— BEGIN MATERIAL SHOWN —

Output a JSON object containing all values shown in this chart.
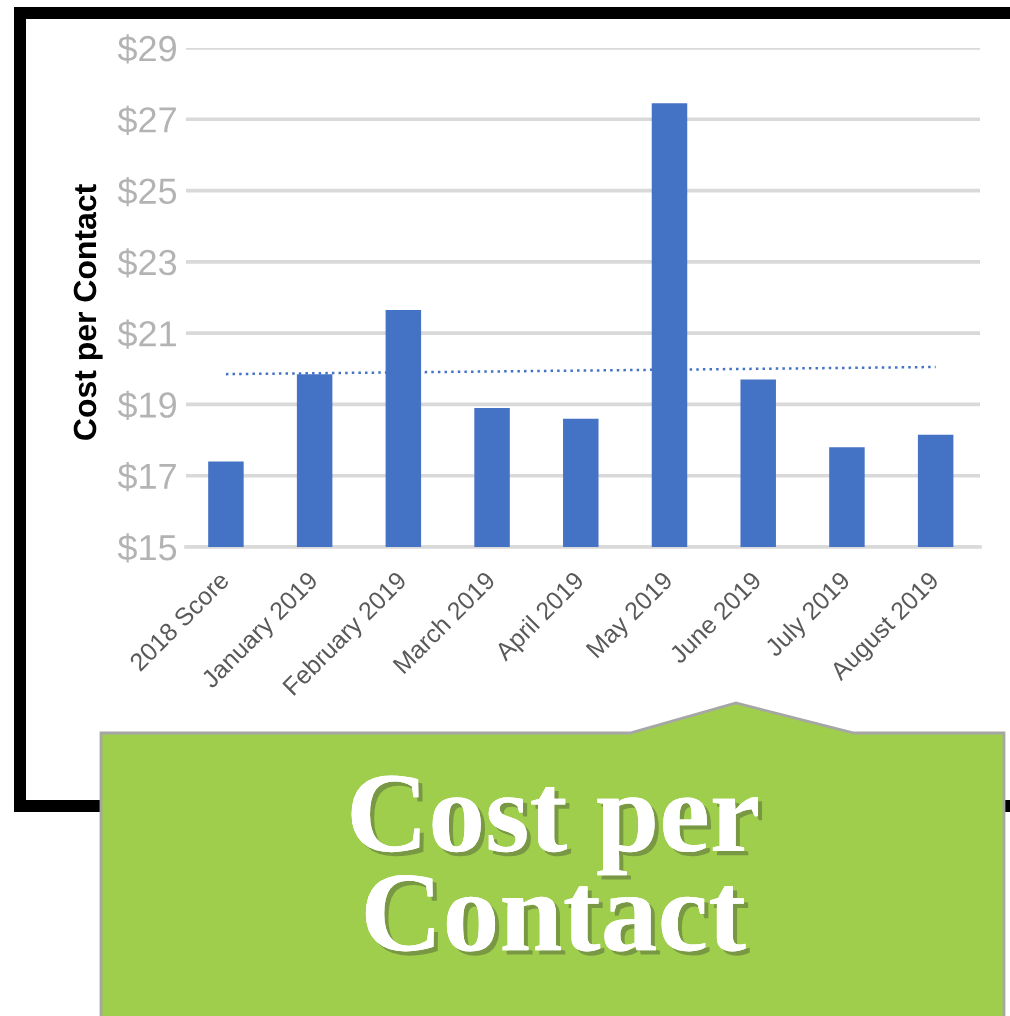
{
  "chart_data": {
    "type": "bar",
    "title": "Cost per Contact",
    "ylabel": "Cost per Contact",
    "categories": [
      "2018 Score",
      "January 2019",
      "February 2019",
      "March 2019",
      "April 2019",
      "May 2019",
      "June 2019",
      "July 2019",
      "August 2019"
    ],
    "series": [
      {
        "color": "#4472c4",
        "values": [
          17.4,
          19.85,
          21.65,
          18.9,
          18.6,
          27.45,
          19.7,
          17.8,
          18.15
        ]
      },
      {
        "type": "line",
        "color": "#4472c4",
        "line_style": "dotted",
        "x": [
          "2018 Score",
          "August 2019"
        ],
        "values": [
          19.85,
          20.05
        ]
      }
    ],
    "ylim": [
      15,
      29
    ],
    "yticks": [
      {
        "value": 15,
        "label": "$15"
      },
      {
        "value": 17,
        "label": "$17"
      },
      {
        "value": 19,
        "label": "$19"
      },
      {
        "value": 21,
        "label": "$21"
      },
      {
        "value": 23,
        "label": "$23"
      },
      {
        "value": 25,
        "label": "$25"
      },
      {
        "value": 27,
        "label": "$27"
      },
      {
        "value": 29,
        "label": "$29"
      }
    ],
    "grid": "y"
  }
}
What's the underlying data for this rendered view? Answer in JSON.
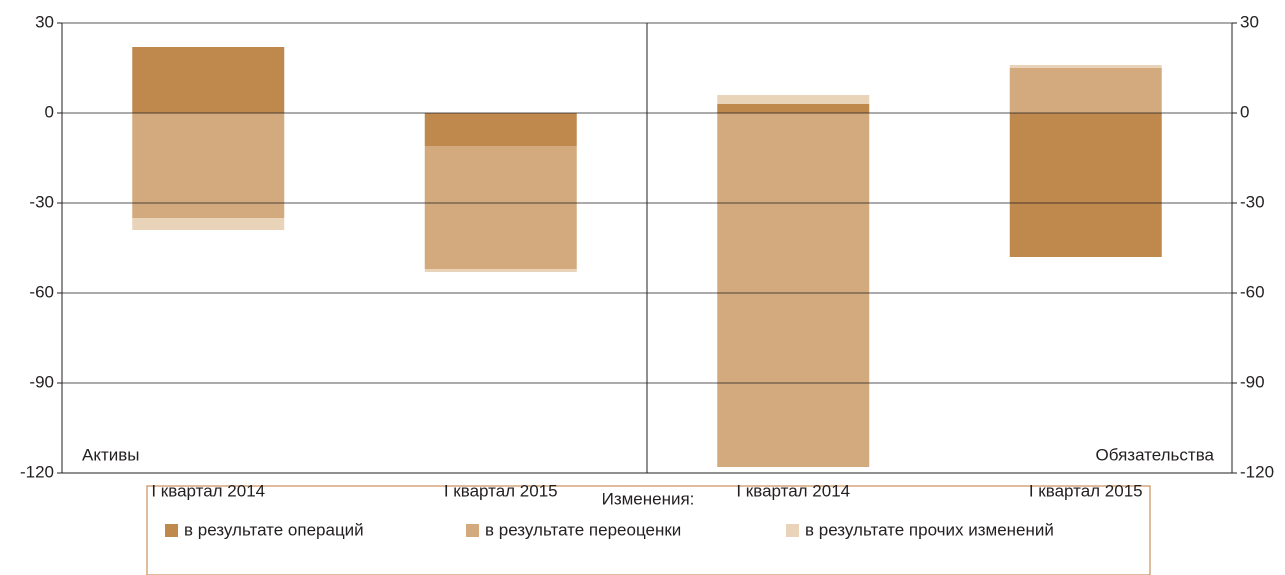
{
  "chart_data": {
    "type": "bar",
    "stacked": true,
    "groups": [
      "Активы",
      "Обязательства"
    ],
    "categories": [
      "I квартал 2014",
      "I квартал 2015",
      "I квартал 2014",
      "I квартал 2015"
    ],
    "legend_title": "Изменения:",
    "series": [
      {
        "name": "в результате операций",
        "color": "#bf894e",
        "values": [
          22,
          -11,
          3,
          -48
        ]
      },
      {
        "name": "в результате переоценки",
        "color": "#d2aa7e",
        "values": [
          -35,
          -41,
          -118,
          15
        ]
      },
      {
        "name": "в результате прочих изменений",
        "color": "#e9d4b9",
        "values": [
          -4,
          -1,
          3,
          1
        ]
      }
    ],
    "ylim": [
      -120,
      30
    ],
    "yticks": [
      -120,
      -90,
      -60,
      -30,
      0,
      30
    ],
    "grid": true
  }
}
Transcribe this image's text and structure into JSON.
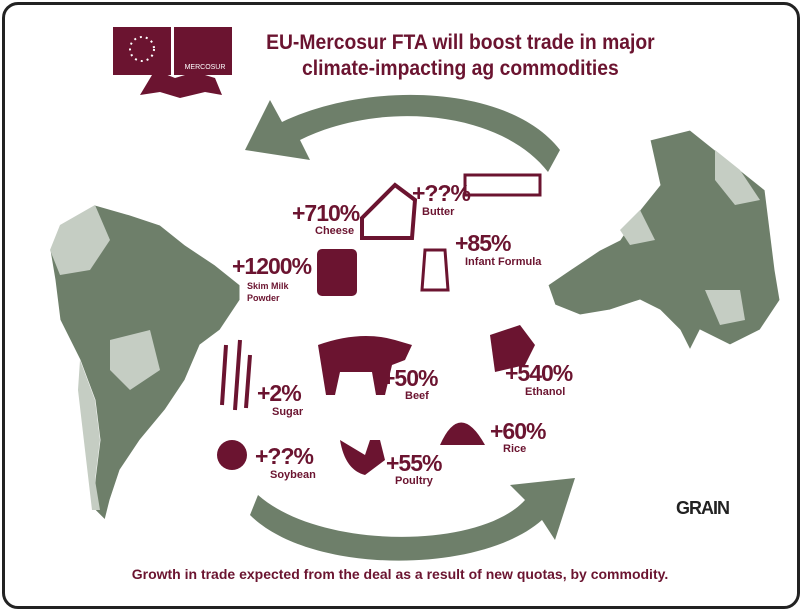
{
  "header": {
    "title_line1": "EU-Mercosur FTA will boost trade in major",
    "title_line2": "climate-impacting ag commodities",
    "logo_text": "MERCOSUR"
  },
  "commodities": [
    {
      "name": "Cheese",
      "change": "+710%",
      "icon": "cheese-icon"
    },
    {
      "name": "Butter",
      "change": "+??%",
      "icon": "butter-icon"
    },
    {
      "name": "Infant Formula",
      "change": "+85%",
      "icon": "baby-bottle-icon"
    },
    {
      "name_line1": "Skim Milk",
      "name_line2": "Powder",
      "change": "+1200%",
      "icon": "milk-powder-can-icon"
    },
    {
      "name": "Sugar",
      "change": "+2%",
      "icon": "sugarcane-icon"
    },
    {
      "name": "Beef",
      "change": "+50%",
      "icon": "cow-icon"
    },
    {
      "name": "Ethanol",
      "change": "+540%",
      "icon": "fuel-nozzle-icon"
    },
    {
      "name": "Soybean",
      "change": "+??%",
      "icon": "soybean-icon"
    },
    {
      "name": "Poultry",
      "change": "+55%",
      "icon": "chicken-icon"
    },
    {
      "name": "Rice",
      "change": "+60%",
      "icon": "rice-icon"
    }
  ],
  "caption": "Growth in trade expected from the deal as a result of new quotas, by commodity.",
  "brand": "GRAIN",
  "colors": {
    "accent": "#6b1430",
    "map": "#6e7f6a",
    "map_light": "#c5cdc3",
    "arrow": "#6e7f6a"
  }
}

— END MATERIAL SHOWN —

THE TASK
Collect each line of the entries that has the word "trade", copying it in full.

FINISHED EXERCISE
    "title_line1": "EU-Mercosur FTA will boost trade in major",
  "caption": "Growth in trade expected from the deal as a result of new quotas, by commodity.",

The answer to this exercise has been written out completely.